> **Required work**:
Leave the pictures out and transcribe every record exactly.

Items from a figure collection:

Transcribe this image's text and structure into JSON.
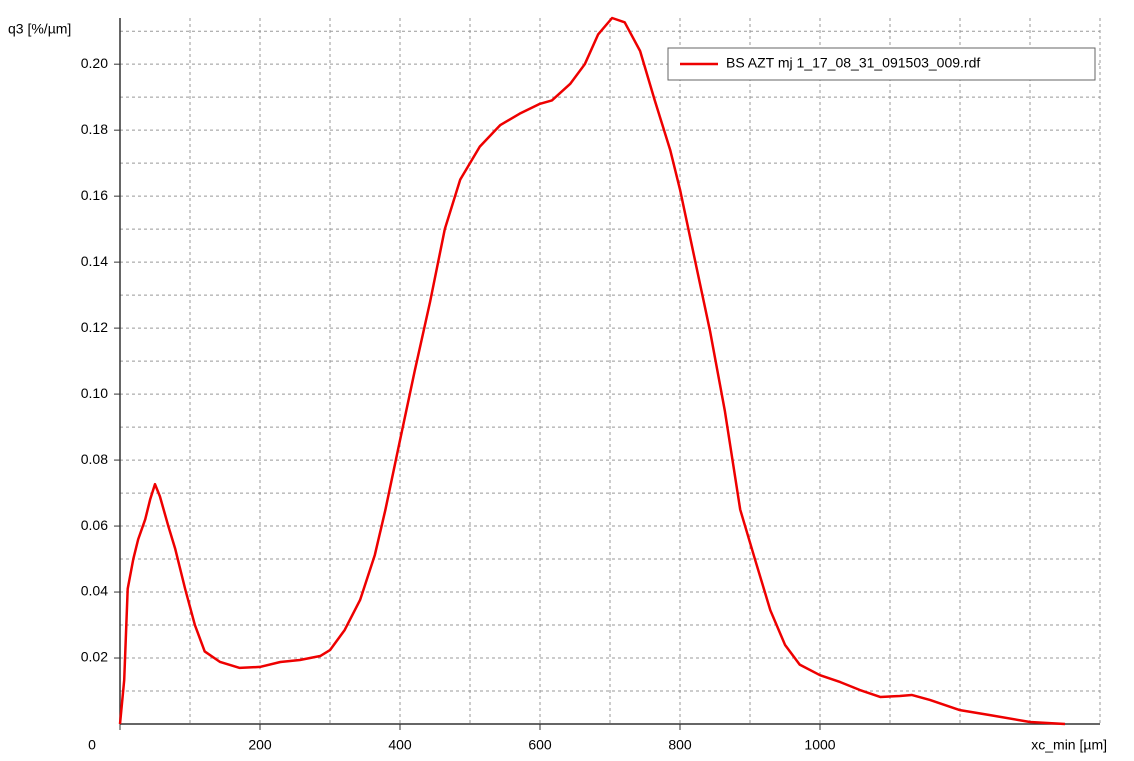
{
  "chart_data": {
    "type": "line",
    "ylabel": "q3 [%/µm]",
    "xlabel": "xc_min [µm]",
    "xlim": [
      0,
      1400
    ],
    "ylim": [
      0,
      0.214
    ],
    "xticks": [
      0,
      200,
      400,
      600,
      800,
      1000
    ],
    "yticks": [
      {
        "value": 0.02,
        "label": "0.02"
      },
      {
        "value": 0.04,
        "label": "0.04"
      },
      {
        "value": 0.06,
        "label": "0.06"
      },
      {
        "value": 0.08,
        "label": "0.08"
      },
      {
        "value": 0.1,
        "label": "0.10"
      },
      {
        "value": 0.12,
        "label": "0.12"
      },
      {
        "value": 0.14,
        "label": "0.14"
      },
      {
        "value": 0.16,
        "label": "0.16"
      },
      {
        "value": 0.18,
        "label": "0.18"
      },
      {
        "value": 0.2,
        "label": "0.20"
      }
    ],
    "grid": true,
    "legend": "upper right",
    "series": [
      {
        "name": "BS AZT mj 1_17_08_31_091503_009.rdf",
        "color": "#ee0000",
        "x": [
          0,
          6,
          11,
          19,
          26,
          36,
          43,
          50,
          57,
          69,
          79,
          93,
          107,
          121,
          143,
          171,
          200,
          229,
          257,
          286,
          300,
          321,
          343,
          364,
          379,
          400,
          421,
          443,
          464,
          486,
          514,
          543,
          571,
          600,
          617,
          643,
          664,
          683,
          703,
          721,
          743,
          764,
          786,
          800,
          821,
          843,
          864,
          886,
          907,
          929,
          950,
          971,
          1000,
          1029,
          1057,
          1086,
          1114,
          1131,
          1157,
          1200,
          1243,
          1300,
          1350
        ],
        "values": [
          0,
          0.0133,
          0.041,
          0.05,
          0.056,
          0.062,
          0.068,
          0.0727,
          0.069,
          0.06,
          0.053,
          0.041,
          0.03,
          0.022,
          0.0188,
          0.017,
          0.0173,
          0.0188,
          0.0194,
          0.0206,
          0.0224,
          0.0285,
          0.0376,
          0.0512,
          0.0648,
          0.086,
          0.107,
          0.128,
          0.15,
          0.165,
          0.175,
          0.1815,
          0.185,
          0.188,
          0.189,
          0.194,
          0.2,
          0.209,
          0.214,
          0.2127,
          0.204,
          0.189,
          0.174,
          0.162,
          0.141,
          0.119,
          0.095,
          0.065,
          0.05,
          0.0345,
          0.024,
          0.018,
          0.0148,
          0.0127,
          0.0103,
          0.0082,
          0.0085,
          0.0088,
          0.0073,
          0.0042,
          0.0027,
          0.0006,
          0
        ]
      }
    ]
  }
}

> **Finished exercise**:
Transcribe this image's text and structure into JSON.
{
  "chart_data": {
    "type": "line",
    "ylabel": "q3 [%/µm]",
    "xlabel": "xc_min [µm]",
    "xlim": [
      0,
      1400
    ],
    "ylim": [
      0,
      0.214
    ],
    "xticks": [
      0,
      200,
      400,
      600,
      800,
      1000
    ],
    "yticks": [
      {
        "value": 0.02,
        "label": "0.02"
      },
      {
        "value": 0.04,
        "label": "0.04"
      },
      {
        "value": 0.06,
        "label": "0.06"
      },
      {
        "value": 0.08,
        "label": "0.08"
      },
      {
        "value": 0.1,
        "label": "0.10"
      },
      {
        "value": 0.12,
        "label": "0.12"
      },
      {
        "value": 0.14,
        "label": "0.14"
      },
      {
        "value": 0.16,
        "label": "0.16"
      },
      {
        "value": 0.18,
        "label": "0.18"
      },
      {
        "value": 0.2,
        "label": "0.20"
      }
    ],
    "grid": true,
    "legend": "upper right",
    "series": [
      {
        "name": "BS AZT mj 1_17_08_31_091503_009.rdf",
        "color": "#ee0000",
        "x": [
          0,
          6,
          11,
          19,
          26,
          36,
          43,
          50,
          57,
          69,
          79,
          93,
          107,
          121,
          143,
          171,
          200,
          229,
          257,
          286,
          300,
          321,
          343,
          364,
          379,
          400,
          421,
          443,
          464,
          486,
          514,
          543,
          571,
          600,
          617,
          643,
          664,
          683,
          703,
          721,
          743,
          764,
          786,
          800,
          821,
          843,
          864,
          886,
          907,
          929,
          950,
          971,
          1000,
          1029,
          1057,
          1086,
          1114,
          1131,
          1157,
          1200,
          1243,
          1300,
          1350
        ],
        "values": [
          0,
          0.0133,
          0.041,
          0.05,
          0.056,
          0.062,
          0.068,
          0.0727,
          0.069,
          0.06,
          0.053,
          0.041,
          0.03,
          0.022,
          0.0188,
          0.017,
          0.0173,
          0.0188,
          0.0194,
          0.0206,
          0.0224,
          0.0285,
          0.0376,
          0.0512,
          0.0648,
          0.086,
          0.107,
          0.128,
          0.15,
          0.165,
          0.175,
          0.1815,
          0.185,
          0.188,
          0.189,
          0.194,
          0.2,
          0.209,
          0.214,
          0.2127,
          0.204,
          0.189,
          0.174,
          0.162,
          0.141,
          0.119,
          0.095,
          0.065,
          0.05,
          0.0345,
          0.024,
          0.018,
          0.0148,
          0.0127,
          0.0103,
          0.0082,
          0.0085,
          0.0088,
          0.0073,
          0.0042,
          0.0027,
          0.0006,
          0
        ]
      }
    ]
  }
}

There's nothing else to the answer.